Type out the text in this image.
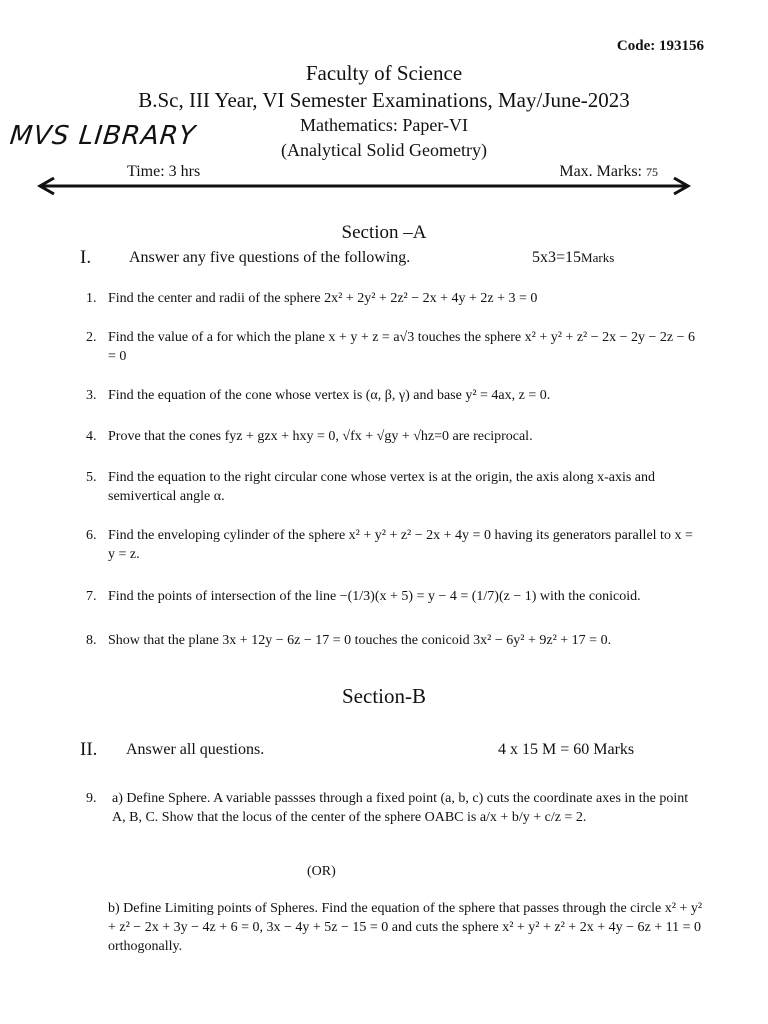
Code: 193156
Faculty of Science
B.Sc, III Year, VI Semester Examinations, May/June-2023
MVS LIBRARY	Mathematics: Paper-VI
(Analytical Solid Geometry)
Time: 3 hrs	Max. Marks: 75
Section –A
I. Answer any five questions of the following.	5x3=15Marks
1. Find the center and radii of the sphere 2x² + 2y² + 2z² − 2x + 4y + 2z + 3 = 0
2. Find the value of a for which the plane x + y + z = a√3 touches the sphere x² + y² + z² − 2x − 2y − 2z − 6 = 0
3. Find the equation of the cone whose vertex is (α, β, γ) and base y² = 4ax, z = 0.
4. Prove that the cones fyz + gzx + hxy = 0, √fx + √gy + √hz=0 are reciprocal.
5. Find the equation to the right circular cone whose vertex is at the origin, the axis along x-axis and semivertical angle α.
6. Find the enveloping cylinder of the sphere x² + y² + z² − 2x + 4y = 0 having its generators parallel to x = y = z.
7. Find the points of intersection of the line −(1/3)(x + 5) = y − 4 = (1/7)(z − 1) with the conicoid.
8. Show that the plane 3x + 12y − 6z − 17 = 0 touches the conicoid 3x² − 6y² + 9z² + 17 = 0.
Section-B
II. Answer all questions.	4 x 15 M = 60 Marks
9. a) Define Sphere. A variable passses through a fixed point (a, b, c) cuts the coordinate axes in the point A, B, C. Show that the locus of the center of the sphere OABC is a/x + b/y + c/z = 2.
(OR)
b) Define Limiting points of Spheres. Find the equation of the sphere that passes through the circle x² + y² + z² − 2x + 3y − 4z + 6 = 0, 3x − 4y + 5z − 15 = 0 and cuts the sphere x² + y² + z² + 2x + 4y − 6z + 11 = 0 orthogonally.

# # # # # # #

## Written request
Make an exact reproduction of the listing above, without any pictures.

## Solution
Type out the text in this image.
Code: 193156
Faculty of Science
B.Sc, III Year, VI Semester Examinations, May/June-2023
MVS LIBRARY	Mathematics: Paper-VI
(Analytical Solid Geometry)
Time: 3 hrs	Max. Marks: 75
Section –A
I. Answer any five questions of the following.	5x3=15Marks
1. Find the center and radii of the sphere 2x² + 2y² + 2z² − 2x + 4y + 2z + 3 = 0
2. Find the value of a for which the plane x + y + z = a√3 touches the sphere x² + y² + z² − 2x − 2y − 2z − 6 = 0
3. Find the equation of the cone whose vertex is (α, β, γ) and base y² = 4ax, z = 0.
4. Prove that the cones fyz + gzx + hxy = 0, √fx + √gy + √hz=0 are reciprocal.
5. Find the equation to the right circular cone whose vertex is at the origin, the axis along x-axis and semivertical angle α.
6. Find the enveloping cylinder of the sphere x² + y² + z² − 2x + 4y = 0 having its generators parallel to x = y = z.
7. Find the points of intersection of the line −(1/3)(x + 5) = y − 4 = (1/7)(z − 1) with the conicoid.
8. Show that the plane 3x + 12y − 6z − 17 = 0 touches the conicoid 3x² − 6y² + 9z² + 17 = 0.
Section-B
II. Answer all questions.	4 x 15 M = 60 Marks
9. a) Define Sphere. A variable passses through a fixed point (a, b, c) cuts the coordinate axes in the point A, B, C. Show that the locus of the center of the sphere OABC is a/x + b/y + c/z = 2.
(OR)
b) Define Limiting points of Spheres. Find the equation of the sphere that passes through the circle x² + y² + z² − 2x + 3y − 4z + 6 = 0, 3x − 4y + 5z − 15 = 0 and cuts the sphere x² + y² + z² + 2x + 4y − 6z + 11 = 0 orthogonally.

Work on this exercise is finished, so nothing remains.